Render every line of the material below as a Markdown table with the columns "Row" and "Entry", numbering the rows consecutively and omitting any blank lines.
====== Dataset records ======
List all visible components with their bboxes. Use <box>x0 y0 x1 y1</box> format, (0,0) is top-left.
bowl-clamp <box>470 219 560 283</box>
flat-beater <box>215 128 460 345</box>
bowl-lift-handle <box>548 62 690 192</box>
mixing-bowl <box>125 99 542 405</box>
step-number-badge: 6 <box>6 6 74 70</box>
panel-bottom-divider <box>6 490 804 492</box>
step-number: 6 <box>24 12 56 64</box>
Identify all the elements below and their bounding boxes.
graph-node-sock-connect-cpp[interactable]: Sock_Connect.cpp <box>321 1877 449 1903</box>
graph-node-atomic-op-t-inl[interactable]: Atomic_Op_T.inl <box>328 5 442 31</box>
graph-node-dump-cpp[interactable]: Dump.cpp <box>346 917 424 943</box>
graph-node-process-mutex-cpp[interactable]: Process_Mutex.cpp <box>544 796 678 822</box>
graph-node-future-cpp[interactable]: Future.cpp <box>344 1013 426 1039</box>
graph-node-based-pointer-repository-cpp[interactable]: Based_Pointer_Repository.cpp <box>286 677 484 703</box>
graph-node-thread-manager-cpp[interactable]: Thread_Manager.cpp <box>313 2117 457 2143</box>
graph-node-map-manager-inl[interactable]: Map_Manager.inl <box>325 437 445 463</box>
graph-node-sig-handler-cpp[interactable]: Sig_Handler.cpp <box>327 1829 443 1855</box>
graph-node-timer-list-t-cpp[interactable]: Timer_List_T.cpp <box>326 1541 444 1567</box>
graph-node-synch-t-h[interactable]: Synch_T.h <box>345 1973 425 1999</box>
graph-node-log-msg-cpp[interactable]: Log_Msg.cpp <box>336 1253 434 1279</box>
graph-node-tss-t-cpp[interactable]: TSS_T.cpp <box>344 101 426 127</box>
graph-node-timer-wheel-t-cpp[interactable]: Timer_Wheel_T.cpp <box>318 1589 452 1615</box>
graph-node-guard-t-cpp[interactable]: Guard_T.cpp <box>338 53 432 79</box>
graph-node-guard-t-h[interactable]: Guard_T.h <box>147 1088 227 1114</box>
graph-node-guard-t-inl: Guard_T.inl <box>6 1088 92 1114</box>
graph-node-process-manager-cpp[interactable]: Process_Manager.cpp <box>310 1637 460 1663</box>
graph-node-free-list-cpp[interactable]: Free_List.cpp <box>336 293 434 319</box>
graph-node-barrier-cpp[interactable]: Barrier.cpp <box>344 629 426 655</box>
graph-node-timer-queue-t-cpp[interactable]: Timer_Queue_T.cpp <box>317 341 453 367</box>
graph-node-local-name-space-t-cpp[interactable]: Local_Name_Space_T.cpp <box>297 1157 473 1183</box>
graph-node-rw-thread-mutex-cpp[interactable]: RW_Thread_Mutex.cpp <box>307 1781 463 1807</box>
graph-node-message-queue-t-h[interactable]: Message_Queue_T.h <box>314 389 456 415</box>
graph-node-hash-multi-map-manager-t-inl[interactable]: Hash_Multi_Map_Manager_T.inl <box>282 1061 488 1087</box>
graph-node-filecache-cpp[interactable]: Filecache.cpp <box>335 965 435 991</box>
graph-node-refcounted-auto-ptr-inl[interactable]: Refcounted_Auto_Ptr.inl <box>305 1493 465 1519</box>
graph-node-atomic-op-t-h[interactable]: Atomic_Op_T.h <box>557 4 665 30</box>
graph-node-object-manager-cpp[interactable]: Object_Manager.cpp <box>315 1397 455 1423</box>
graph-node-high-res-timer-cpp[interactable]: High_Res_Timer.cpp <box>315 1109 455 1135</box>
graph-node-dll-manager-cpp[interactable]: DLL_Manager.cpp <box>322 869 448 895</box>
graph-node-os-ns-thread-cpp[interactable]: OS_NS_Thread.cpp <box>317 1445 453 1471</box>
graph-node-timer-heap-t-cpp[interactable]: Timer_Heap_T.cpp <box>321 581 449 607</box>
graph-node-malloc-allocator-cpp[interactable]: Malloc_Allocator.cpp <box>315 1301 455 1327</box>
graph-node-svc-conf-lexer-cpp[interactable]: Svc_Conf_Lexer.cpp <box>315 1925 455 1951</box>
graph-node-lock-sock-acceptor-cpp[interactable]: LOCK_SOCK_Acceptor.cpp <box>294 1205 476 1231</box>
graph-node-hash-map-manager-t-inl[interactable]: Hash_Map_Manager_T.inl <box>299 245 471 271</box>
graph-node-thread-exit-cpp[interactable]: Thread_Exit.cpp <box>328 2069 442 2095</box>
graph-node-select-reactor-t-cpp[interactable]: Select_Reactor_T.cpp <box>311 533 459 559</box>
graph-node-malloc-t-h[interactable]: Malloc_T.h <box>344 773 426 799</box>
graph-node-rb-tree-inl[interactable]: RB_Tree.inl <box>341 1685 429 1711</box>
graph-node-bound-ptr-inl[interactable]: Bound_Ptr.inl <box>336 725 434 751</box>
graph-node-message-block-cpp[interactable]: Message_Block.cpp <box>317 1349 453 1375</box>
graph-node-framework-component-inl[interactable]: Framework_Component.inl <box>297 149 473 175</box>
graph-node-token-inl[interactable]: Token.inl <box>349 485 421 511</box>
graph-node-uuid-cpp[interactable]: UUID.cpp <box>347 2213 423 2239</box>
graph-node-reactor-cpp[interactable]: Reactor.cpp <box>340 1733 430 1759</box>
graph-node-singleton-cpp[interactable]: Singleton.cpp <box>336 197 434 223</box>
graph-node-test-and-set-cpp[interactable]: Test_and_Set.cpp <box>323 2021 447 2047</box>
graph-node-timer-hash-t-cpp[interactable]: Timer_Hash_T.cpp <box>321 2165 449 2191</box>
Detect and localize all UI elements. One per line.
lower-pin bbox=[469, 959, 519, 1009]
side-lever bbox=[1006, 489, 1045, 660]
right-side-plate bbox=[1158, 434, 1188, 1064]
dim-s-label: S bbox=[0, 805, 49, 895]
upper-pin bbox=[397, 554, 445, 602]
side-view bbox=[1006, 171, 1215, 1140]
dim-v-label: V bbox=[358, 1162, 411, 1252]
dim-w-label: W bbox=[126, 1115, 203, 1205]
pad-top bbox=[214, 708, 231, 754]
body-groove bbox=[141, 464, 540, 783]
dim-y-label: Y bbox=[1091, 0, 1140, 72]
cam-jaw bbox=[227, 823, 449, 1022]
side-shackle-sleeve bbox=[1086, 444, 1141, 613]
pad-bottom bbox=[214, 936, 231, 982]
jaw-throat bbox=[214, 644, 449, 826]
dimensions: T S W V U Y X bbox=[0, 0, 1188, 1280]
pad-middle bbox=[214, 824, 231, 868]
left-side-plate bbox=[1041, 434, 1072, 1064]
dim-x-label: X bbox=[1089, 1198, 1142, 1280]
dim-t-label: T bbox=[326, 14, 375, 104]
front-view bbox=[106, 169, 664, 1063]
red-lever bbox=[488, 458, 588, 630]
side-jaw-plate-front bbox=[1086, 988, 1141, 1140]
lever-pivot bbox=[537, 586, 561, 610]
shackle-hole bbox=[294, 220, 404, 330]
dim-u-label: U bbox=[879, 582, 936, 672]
======
▶ [Task answer]
| Row | Entry |
|---|---|
| 1 | List all visible components with their bboxes. Use <box>x0 y0 x1 y1</box> format, (0,0) is top-left. |
| 2 | bowl-clamp <box>470 219 560 283</box> |
| 3 | flat-beater <box>215 128 460 345</box> |
| 4 | bowl-lift-handle <box>548 62 690 192</box> |
| 5 | mixing-bowl <box>125 99 542 405</box> |
| 6 | step-number-badge: 6 <box>6 6 74 70</box> |
| 7 | panel-bottom-divider <box>6 490 804 492</box> |
| 8 | step-number: 6 <box>24 12 56 64</box> |
| 9 | Identify all the elements below and their bounding boxes. |
| 10 | graph-node-sock-connect-cpp[interactable]: Sock_Connect.cpp <box>321 1877 449 1903</box> |
| 11 | graph-node-atomic-op-t-inl[interactable]: Atomic_Op_T.inl <box>328 5 442 31</box> |
| 12 | graph-node-dump-cpp[interactable]: Dump.cpp <box>346 917 424 943</box> |
| 13 | graph-node-process-mutex-cpp[interactable]: Process_Mutex.cpp <box>544 796 678 822</box> |
| 14 | graph-node-future-cpp[interactable]: Future.cpp <box>344 1013 426 1039</box> |
| 15 | graph-node-based-pointer-repository-cpp[interactable]: Based_Pointer_Repository.cpp <box>286 677 484 703</box> |
| 16 | graph-node-thread-manager-cpp[interactable]: Thread_Manager.cpp <box>313 2117 457 2143</box> |
| 17 | graph-node-map-manager-inl[interactable]: Map_Manager.inl <box>325 437 445 463</box> |
| 18 | graph-node-sig-handler-cpp[interactable]: Sig_Handler.cpp <box>327 1829 443 1855</box> |
| 19 | graph-node-timer-list-t-cpp[interactable]: Timer_List_T.cpp <box>326 1541 444 1567</box> |
| 20 | graph-node-synch-t-h[interactable]: Synch_T.h <box>345 1973 425 1999</box> |
| 21 | graph-node-log-msg-cpp[interactable]: Log_Msg.cpp <box>336 1253 434 1279</box> |
| 22 | graph-node-tss-t-cpp[interactable]: TSS_T.cpp <box>344 101 426 127</box> |
| 23 | graph-node-timer-wheel-t-cpp[interactable]: Timer_Wheel_T.cpp <box>318 1589 452 1615</box> |
| 24 | graph-node-guard-t-cpp[interactable]: Guard_T.cpp <box>338 53 432 79</box> |
| 25 | graph-node-guard-t-h[interactable]: Guard_T.h <box>147 1088 227 1114</box> |
| 26 | graph-node-guard-t-inl: Guard_T.inl <box>6 1088 92 1114</box> |
| 27 | graph-node-process-manager-cpp[interactable]: Process_Manager.cpp <box>310 1637 460 1663</box> |
| 28 | graph-node-free-list-cpp[interactable]: Free_List.cpp <box>336 293 434 319</box> |
| 29 | graph-node-barrier-cpp[interactable]: Barrier.cpp <box>344 629 426 655</box> |
| 30 | graph-node-timer-queue-t-cpp[interactable]: Timer_Queue_T.cpp <box>317 341 453 367</box> |
| 31 | graph-node-local-name-space-t-cpp[interactable]: Local_Name_Space_T.cpp <box>297 1157 473 1183</box> |
| 32 | graph-node-rw-thread-mutex-cpp[interactable]: RW_Thread_Mutex.cpp <box>307 1781 463 1807</box> |
| 33 | graph-node-message-queue-t-h[interactable]: Message_Queue_T.h <box>314 389 456 415</box> |
| 34 | graph-node-hash-multi-map-manager-t-inl[interactable]: Hash_Multi_Map_Manager_T.inl <box>282 1061 488 1087</box> |
| 35 | graph-node-filecache-cpp[interactable]: Filecache.cpp <box>335 965 435 991</box> |
| 36 | graph-node-refcounted-auto-ptr-inl[interactable]: Refcounted_Auto_Ptr.inl <box>305 1493 465 1519</box> |
| 37 | graph-node-atomic-op-t-h[interactable]: Atomic_Op_T.h <box>557 4 665 30</box> |
| 38 | graph-node-object-manager-cpp[interactable]: Object_Manager.cpp <box>315 1397 455 1423</box> |
| 39 | graph-node-high-res-timer-cpp[interactable]: High_Res_Timer.cpp <box>315 1109 455 1135</box> |
| 40 | graph-node-dll-manager-cpp[interactable]: DLL_Manager.cpp <box>322 869 448 895</box> |
| 41 | graph-node-os-ns-thread-cpp[interactable]: OS_NS_Thread.cpp <box>317 1445 453 1471</box> |
| 42 | graph-node-timer-heap-t-cpp[interactable]: Timer_Heap_T.cpp <box>321 581 449 607</box> |
| 43 | graph-node-malloc-allocator-cpp[interactable]: Malloc_Allocator.cpp <box>315 1301 455 1327</box> |
| 44 | graph-node-svc-conf-lexer-cpp[interactable]: Svc_Conf_Lexer.cpp <box>315 1925 455 1951</box> |
| 45 | graph-node-lock-sock-acceptor-cpp[interactable]: LOCK_SOCK_Acceptor.cpp <box>294 1205 476 1231</box> |
| 46 | graph-node-hash-map-manager-t-inl[interactable]: Hash_Map_Manager_T.inl <box>299 245 471 271</box> |
| 47 | graph-node-thread-exit-cpp[interactable]: Thread_Exit.cpp <box>328 2069 442 2095</box> |
| 48 | graph-node-select-reactor-t-cpp[interactable]: Select_Reactor_T.cpp <box>311 533 459 559</box> |
| 49 | graph-node-malloc-t-h[interactable]: Malloc_T.h <box>344 773 426 799</box> |
| 50 | graph-node-rb-tree-inl[interactable]: RB_Tree.inl <box>341 1685 429 1711</box> |
| 51 | graph-node-bound-ptr-inl[interactable]: Bound_Ptr.inl <box>336 725 434 751</box> |
| 52 | graph-node-message-block-cpp[interactable]: Message_Block.cpp <box>317 1349 453 1375</box> |
| 53 | graph-node-framework-component-inl[interactable]: Framework_Component.inl <box>297 149 473 175</box> |
| 54 | graph-node-token-inl[interactable]: Token.inl <box>349 485 421 511</box> |
| 55 | graph-node-uuid-cpp[interactable]: UUID.cpp <box>347 2213 423 2239</box> |
| 56 | graph-node-reactor-cpp[interactable]: Reactor.cpp <box>340 1733 430 1759</box> |
| 57 | graph-node-singleton-cpp[interactable]: Singleton.cpp <box>336 197 434 223</box> |
| 58 | graph-node-test-and-set-cpp[interactable]: Test_and_Set.cpp <box>323 2021 447 2047</box> |
| 59 | graph-node-timer-hash-t-cpp[interactable]: Timer_Hash_T.cpp <box>321 2165 449 2191</box> |
| 60 | Detect and localize all UI elements. One per line. |
| 61 | lower-pin bbox=[469, 959, 519, 1009] |
| 62 | side-lever bbox=[1006, 489, 1045, 660] |
| 63 | right-side-plate bbox=[1158, 434, 1188, 1064] |
| 64 | dim-s-label: S bbox=[0, 805, 49, 895] |
| 65 | upper-pin bbox=[397, 554, 445, 602] |
| 66 | side-view bbox=[1006, 171, 1215, 1140] |
| 67 | dim-v-label: V bbox=[358, 1162, 411, 1252] |
| 68 | dim-w-label: W bbox=[126, 1115, 203, 1205] |
| 69 | pad-top bbox=[214, 708, 231, 754] |
| 70 | body-groove bbox=[141, 464, 540, 783] |
| 71 | dim-y-label: Y bbox=[1091, 0, 1140, 72] |
| 72 | cam-jaw bbox=[227, 823, 449, 1022] |
| 73 | side-shackle-sleeve bbox=[1086, 444, 1141, 613] |
| 74 | pad-bottom bbox=[214, 936, 231, 982] |
| 75 | jaw-throat bbox=[214, 644, 449, 826] |
| 76 | dimensions: T S W V U Y X bbox=[0, 0, 1188, 1280] |
| 77 | pad-middle bbox=[214, 824, 231, 868] |
| 78 | left-side-plate bbox=[1041, 434, 1072, 1064] |
| 79 | dim-x-label: X bbox=[1089, 1198, 1142, 1280] |
| 80 | dim-t-label: T bbox=[326, 14, 375, 104] |
| 81 | front-view bbox=[106, 169, 664, 1063] |
| 82 | red-lever bbox=[488, 458, 588, 630] |
| 83 | side-jaw-plate-front bbox=[1086, 988, 1141, 1140] |
| 84 | lever-pivot bbox=[537, 586, 561, 610] |
| 85 | shackle-hole bbox=[294, 220, 404, 330] |
| 86 | dim-u-label: U bbox=[879, 582, 936, 672] |